■ **Requirement**:
From the entries that follow, extract each line holding the string "relative".
## start Input records
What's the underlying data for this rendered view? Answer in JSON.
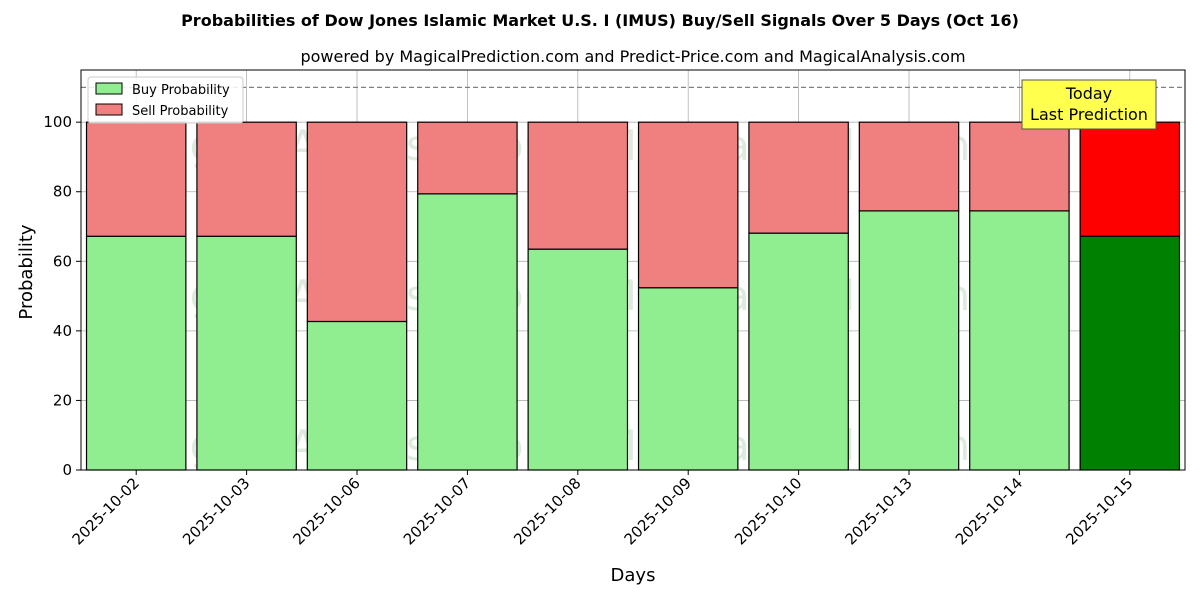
{
  "chart_data": {
    "type": "bar",
    "stacked": true,
    "title": "Probabilities of Dow Jones Islamic Market U.S. I (IMUS) Buy/Sell Signals Over 5 Days (Oct 16)",
    "subtitle": "powered by MagicalPrediction.com and Predict-Price.com and MagicalAnalysis.com",
    "xlabel": "Days",
    "ylabel": "Probability",
    "ylim": [
      0,
      115
    ],
    "yticks": [
      0,
      20,
      40,
      60,
      80,
      100
    ],
    "grid": true,
    "legend_position": "top-left",
    "reference_line": 110,
    "categories": [
      "2025-10-02",
      "2025-10-03",
      "2025-10-06",
      "2025-10-07",
      "2025-10-08",
      "2025-10-09",
      "2025-10-10",
      "2025-10-13",
      "2025-10-14",
      "2025-10-15"
    ],
    "series": [
      {
        "name": "Buy Probability",
        "color": "#90ee90",
        "highlight_color": "#008000",
        "values": [
          67.2,
          67.2,
          42.7,
          79.4,
          63.5,
          52.4,
          68.1,
          74.5,
          74.5,
          67.2
        ]
      },
      {
        "name": "Sell Probability",
        "color": "#f08080",
        "highlight_color": "#ff0000",
        "values": [
          32.8,
          32.8,
          57.3,
          20.6,
          36.5,
          47.6,
          31.9,
          25.5,
          25.5,
          32.8
        ]
      }
    ],
    "highlight_index": 9,
    "annotation": {
      "line1": "Today",
      "line2": "Last Prediction",
      "background": "#ffff4d"
    },
    "watermarks": [
      "MagicalAnalysis.com",
      "MagicalPrediction.com"
    ]
  }
}
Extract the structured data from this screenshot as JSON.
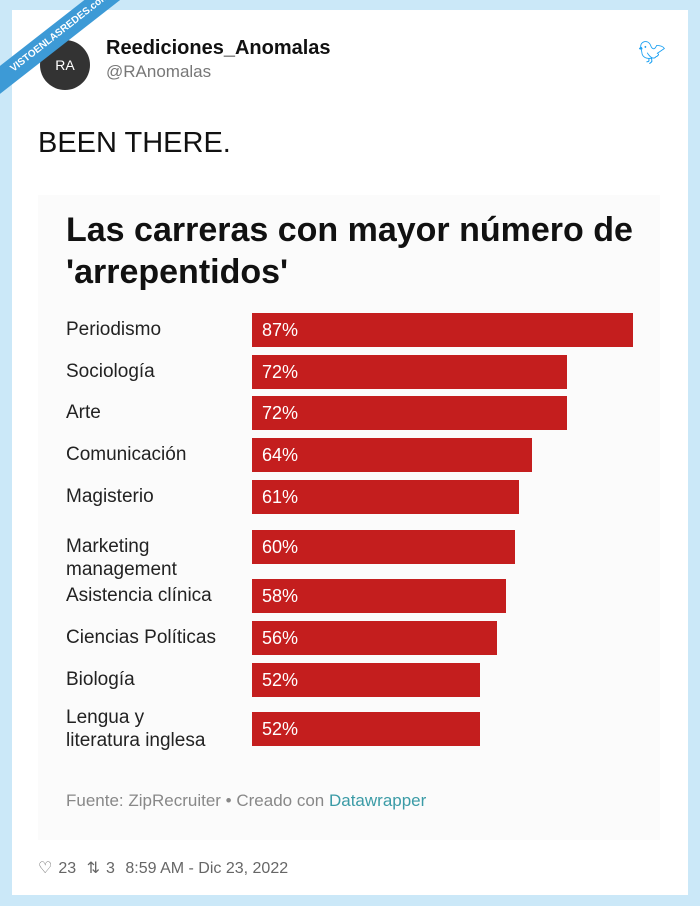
{
  "watermark": "VISTOENLASREDES.com",
  "tweet": {
    "name": "Reediciones_Anomalas",
    "handle": "@RAnomalas",
    "avatar_text": "RA",
    "text": "BEEN THERE.",
    "likes": "23",
    "retweets": "3",
    "timestamp": "8:59 AM - Dic 23, 2022"
  },
  "chart_data": {
    "type": "bar",
    "title": "Las carreras con mayor número de 'arrepentidos'",
    "categories": [
      "Periodismo",
      "Sociología",
      "Arte",
      "Comunicación",
      "Magisterio",
      "Marketing management",
      "Asistencia clínica",
      "Ciencias Políticas",
      "Biología",
      "Lengua y literatura inglesa"
    ],
    "values": [
      87,
      72,
      72,
      64,
      61,
      60,
      58,
      56,
      52,
      52
    ],
    "value_labels": [
      "87%",
      "72%",
      "72%",
      "64%",
      "61%",
      "60%",
      "58%",
      "56%",
      "52%",
      "52%"
    ],
    "orientation": "horizontal",
    "bar_color": "#c41e1e",
    "source": "Fuente: ZipRecruiter • Creado con ",
    "source_link": "Datawrapper"
  }
}
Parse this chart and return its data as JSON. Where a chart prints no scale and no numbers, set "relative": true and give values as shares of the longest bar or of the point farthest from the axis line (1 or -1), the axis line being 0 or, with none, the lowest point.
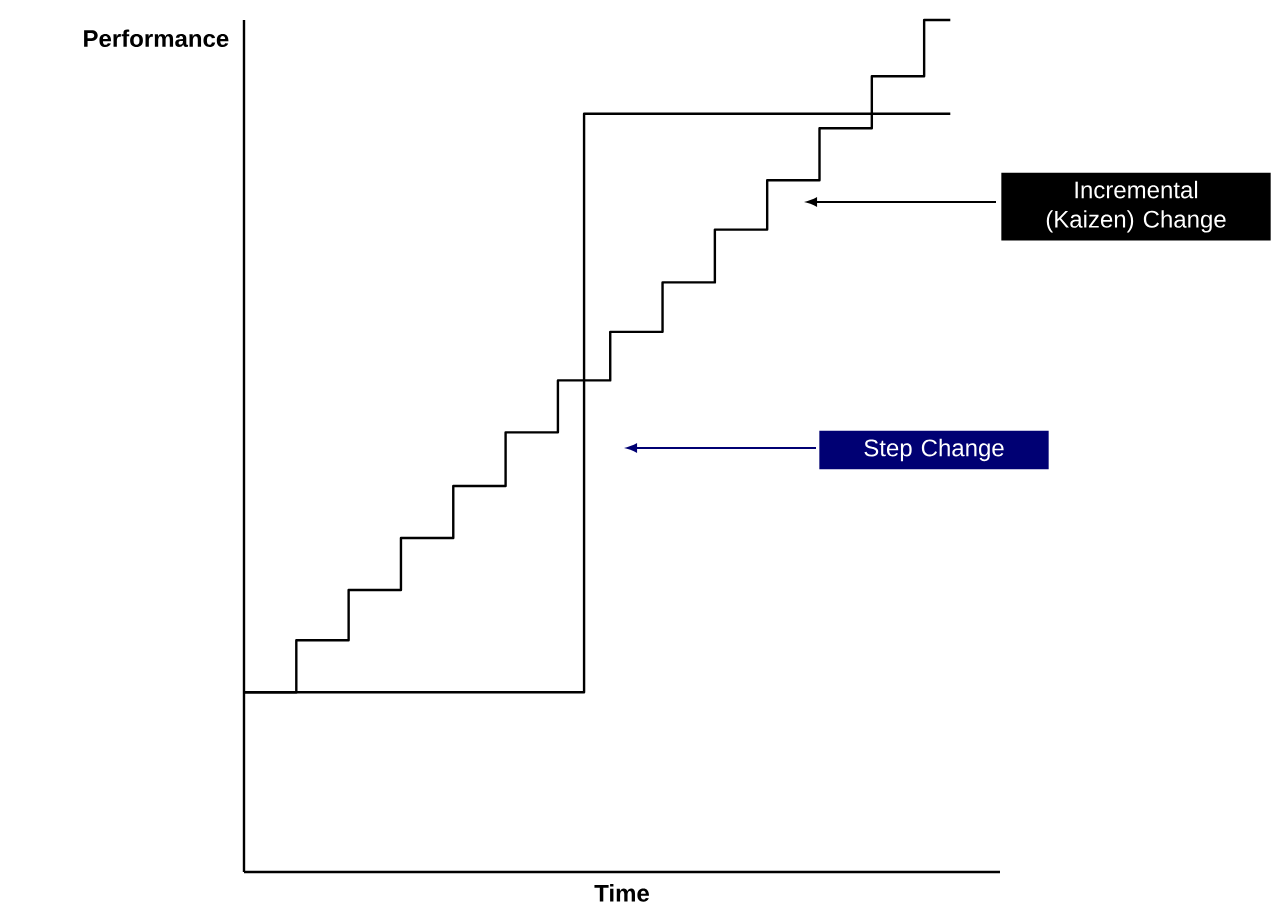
{
  "chart_data": {
    "type": "step",
    "relative": true,
    "xlabel": "Time",
    "ylabel": "Performance",
    "categories": [
      null,
      null,
      null,
      null,
      null,
      null,
      null,
      null,
      null,
      null,
      null,
      null,
      null,
      null,
      null,
      null,
      null,
      null,
      null,
      null,
      null,
      null,
      null,
      null,
      null,
      null,
      null,
      null
    ],
    "series": [
      {
        "color": "#000000",
        "values": [
          0.211,
          0.211,
          0.211,
          0.211,
          0.211,
          0.211,
          0.211,
          0.211,
          0.211,
          0.211,
          0.211,
          0.211,
          0.211,
          0.89,
          0.89,
          0.89,
          0.89,
          0.89,
          0.89,
          0.89,
          0.89,
          0.89,
          0.89,
          0.89,
          0.89,
          0.89,
          0.89,
          0.89
        ]
      },
      {
        "color": "#000000",
        "values": [
          0.211,
          0.211,
          0.272,
          0.272,
          0.331,
          0.331,
          0.392,
          0.392,
          0.453,
          0.453,
          0.516,
          0.516,
          0.577,
          0.577,
          0.634,
          0.634,
          0.692,
          0.692,
          0.754,
          0.754,
          0.812,
          0.812,
          0.873,
          0.873,
          0.934,
          0.934,
          1,
          1
        ]
      }
    ],
    "annotations": [
      "Incremental (Kaizen) Change",
      "Step Change"
    ]
  }
}
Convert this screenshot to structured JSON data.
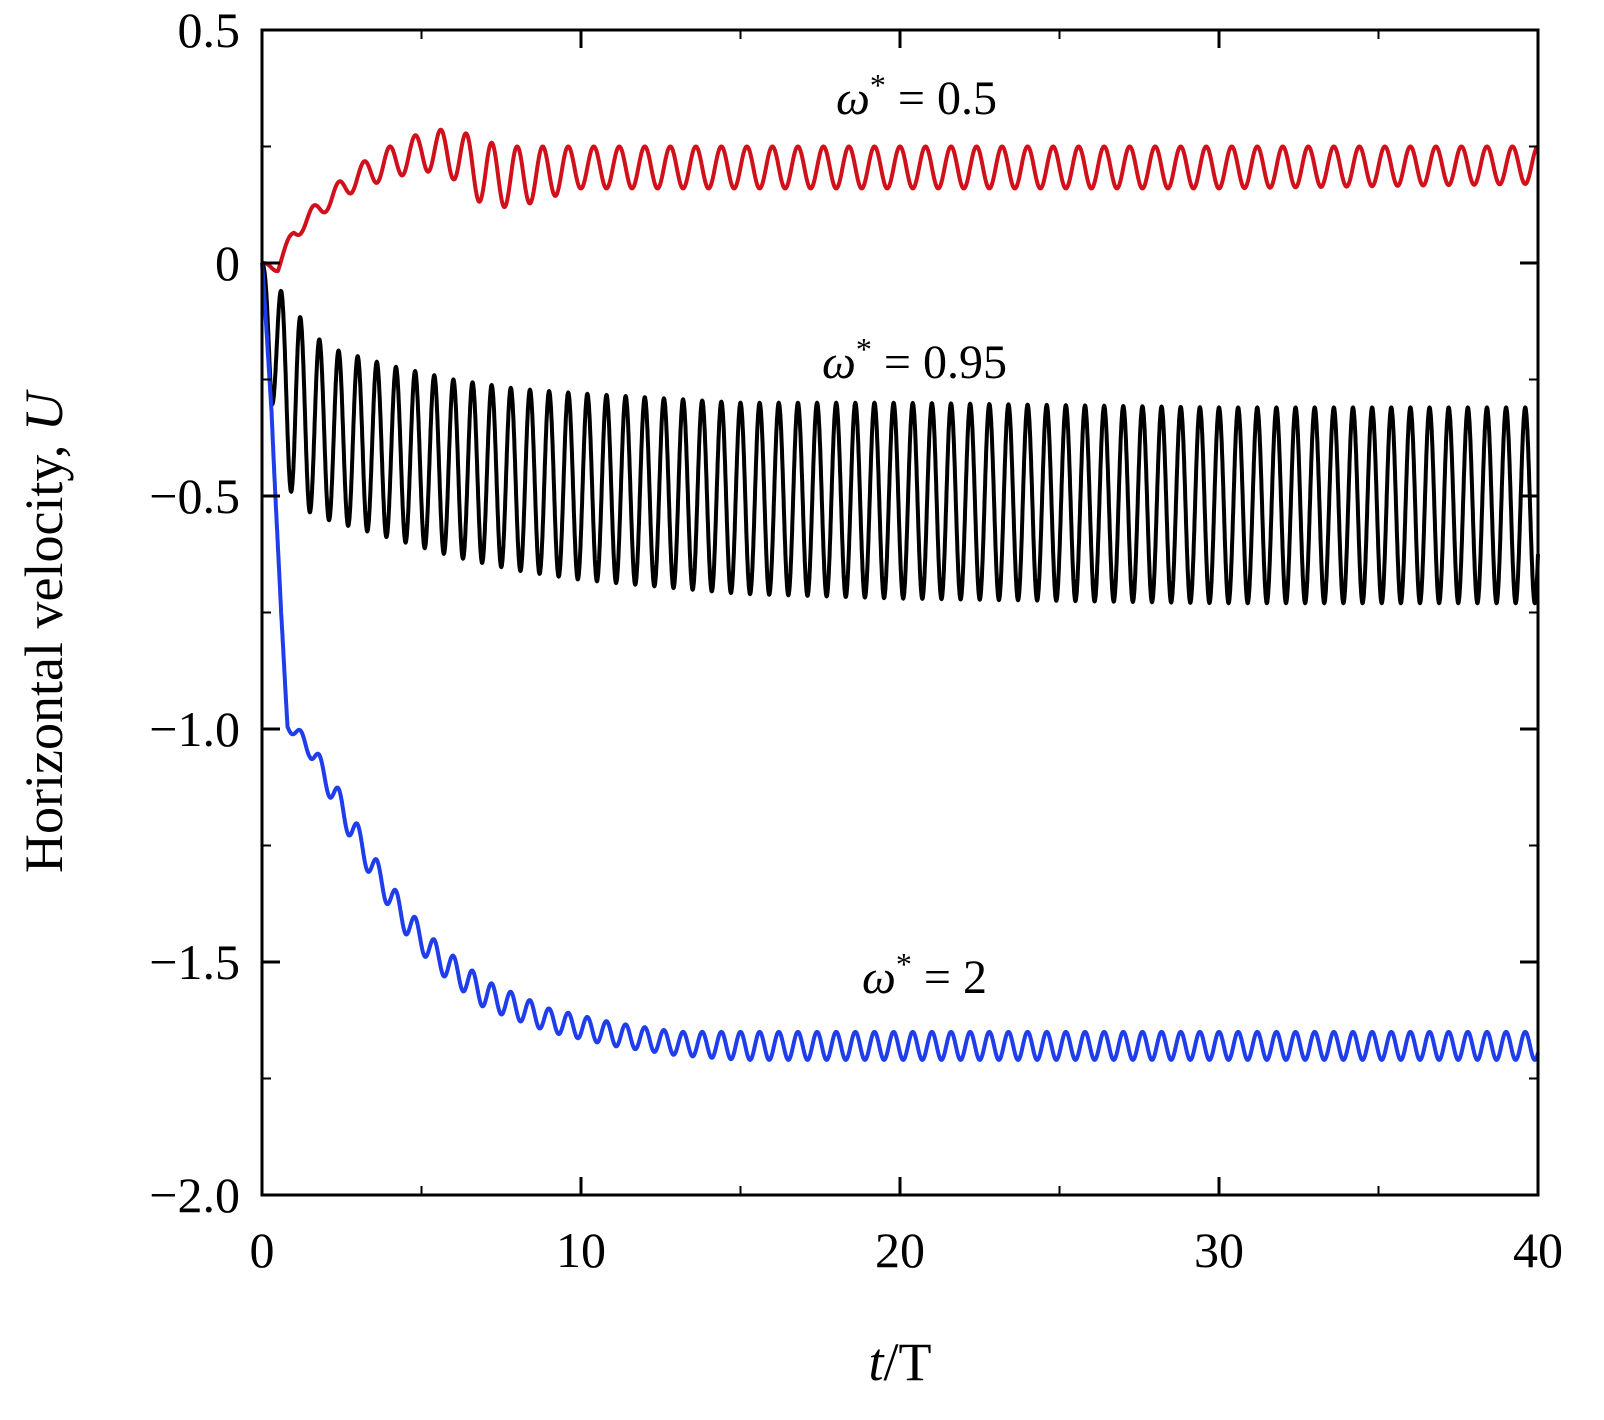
{
  "chart_data": {
    "type": "line",
    "xlabel_var": "t",
    "xlabel_rest": "/T",
    "ylabel_text": "Horizontal velocity, ",
    "ylabel_var": "U",
    "xlim": [
      0,
      40
    ],
    "ylim": [
      -2.0,
      0.5
    ],
    "x_ticks": [
      0,
      10,
      20,
      30,
      40
    ],
    "x_tick_labels": [
      "0",
      "10",
      "20",
      "30",
      "40"
    ],
    "y_ticks": [
      0.5,
      0,
      -0.5,
      -1.0,
      -1.5,
      -2.0
    ],
    "y_tick_labels": [
      "0.5",
      "0",
      "−0.5",
      "−1.0",
      "−1.5",
      "−2.0"
    ],
    "grid": false,
    "series": [
      {
        "label_symbol": "ω",
        "label_sup": "*",
        "label_text": " = 0.5",
        "color": "#d0111b",
        "period": 0.8,
        "upper": [
          [
            0,
            0.0
          ],
          [
            0.5,
            0.0
          ],
          [
            1,
            0.08
          ],
          [
            2,
            0.15
          ],
          [
            3,
            0.21
          ],
          [
            4,
            0.25
          ],
          [
            5,
            0.28
          ],
          [
            6,
            0.29
          ],
          [
            7,
            0.26
          ],
          [
            8,
            0.25
          ],
          [
            10,
            0.25
          ],
          [
            20,
            0.25
          ],
          [
            30,
            0.25
          ],
          [
            40,
            0.25
          ]
        ],
        "lower": [
          [
            0,
            0.0
          ],
          [
            0.5,
            -0.02
          ],
          [
            1,
            0.05
          ],
          [
            2,
            0.11
          ],
          [
            3,
            0.16
          ],
          [
            4,
            0.18
          ],
          [
            5,
            0.2
          ],
          [
            6,
            0.18
          ],
          [
            7,
            0.12
          ],
          [
            8,
            0.12
          ],
          [
            10,
            0.16
          ],
          [
            15,
            0.16
          ],
          [
            20,
            0.16
          ],
          [
            30,
            0.16
          ],
          [
            40,
            0.17
          ]
        ]
      },
      {
        "label_symbol": "ω",
        "label_sup": "*",
        "label_text": " = 0.95",
        "color": "#000000",
        "period": 0.6,
        "upper": [
          [
            0,
            0.0
          ],
          [
            0.5,
            -0.05
          ],
          [
            1,
            -0.1
          ],
          [
            2,
            -0.18
          ],
          [
            4,
            -0.22
          ],
          [
            6,
            -0.25
          ],
          [
            8,
            -0.27
          ],
          [
            10,
            -0.28
          ],
          [
            15,
            -0.3
          ],
          [
            20,
            -0.3
          ],
          [
            30,
            -0.31
          ],
          [
            40,
            -0.31
          ]
        ],
        "lower": [
          [
            0,
            0.0
          ],
          [
            0.3,
            -0.3
          ],
          [
            1,
            -0.52
          ],
          [
            2,
            -0.55
          ],
          [
            4,
            -0.59
          ],
          [
            6,
            -0.63
          ],
          [
            8,
            -0.66
          ],
          [
            10,
            -0.68
          ],
          [
            15,
            -0.71
          ],
          [
            20,
            -0.72
          ],
          [
            30,
            -0.73
          ],
          [
            40,
            -0.73
          ]
        ]
      },
      {
        "label_symbol": "ω",
        "label_sup": "*",
        "label_text": " = 2",
        "color": "#1f3dea",
        "period": 0.6,
        "upper": [
          [
            0,
            0.0
          ],
          [
            0.3,
            -0.3
          ],
          [
            0.6,
            -0.75
          ],
          [
            0.8,
            -0.98
          ],
          [
            1.5,
            -1.02
          ],
          [
            2.5,
            -1.14
          ],
          [
            3.5,
            -1.27
          ],
          [
            4.5,
            -1.38
          ],
          [
            5.5,
            -1.46
          ],
          [
            7,
            -1.54
          ],
          [
            9,
            -1.6
          ],
          [
            11,
            -1.63
          ],
          [
            13,
            -1.65
          ],
          [
            15,
            -1.65
          ],
          [
            20,
            -1.65
          ],
          [
            30,
            -1.65
          ],
          [
            40,
            -1.65
          ]
        ],
        "lower": [
          [
            0,
            0.0
          ],
          [
            0.3,
            -0.32
          ],
          [
            0.6,
            -0.8
          ],
          [
            0.8,
            -1.0
          ],
          [
            1.5,
            -1.06
          ],
          [
            2.5,
            -1.2
          ],
          [
            3.5,
            -1.33
          ],
          [
            4.5,
            -1.44
          ],
          [
            5.5,
            -1.52
          ],
          [
            7,
            -1.6
          ],
          [
            9,
            -1.65
          ],
          [
            11,
            -1.68
          ],
          [
            13,
            -1.7
          ],
          [
            15,
            -1.71
          ],
          [
            20,
            -1.71
          ],
          [
            30,
            -1.71
          ],
          [
            40,
            -1.71
          ]
        ]
      }
    ]
  }
}
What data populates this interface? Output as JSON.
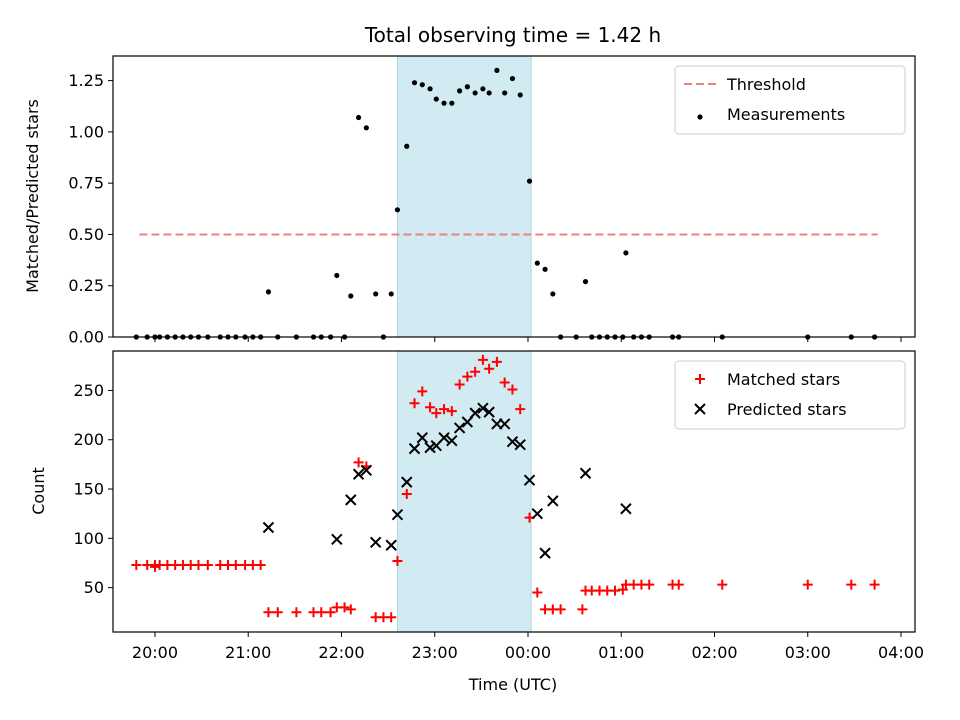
## end Input records
■ **Written solution**:
Parse this chart and return its data as JSON. Where a chart prints no scale and no numbers, set "relative": true and give values as shares of the longest bar or of the point farthest from the axis line (1 or -1), the axis line being 0 or, with none, the lowest point.
    "relative": true,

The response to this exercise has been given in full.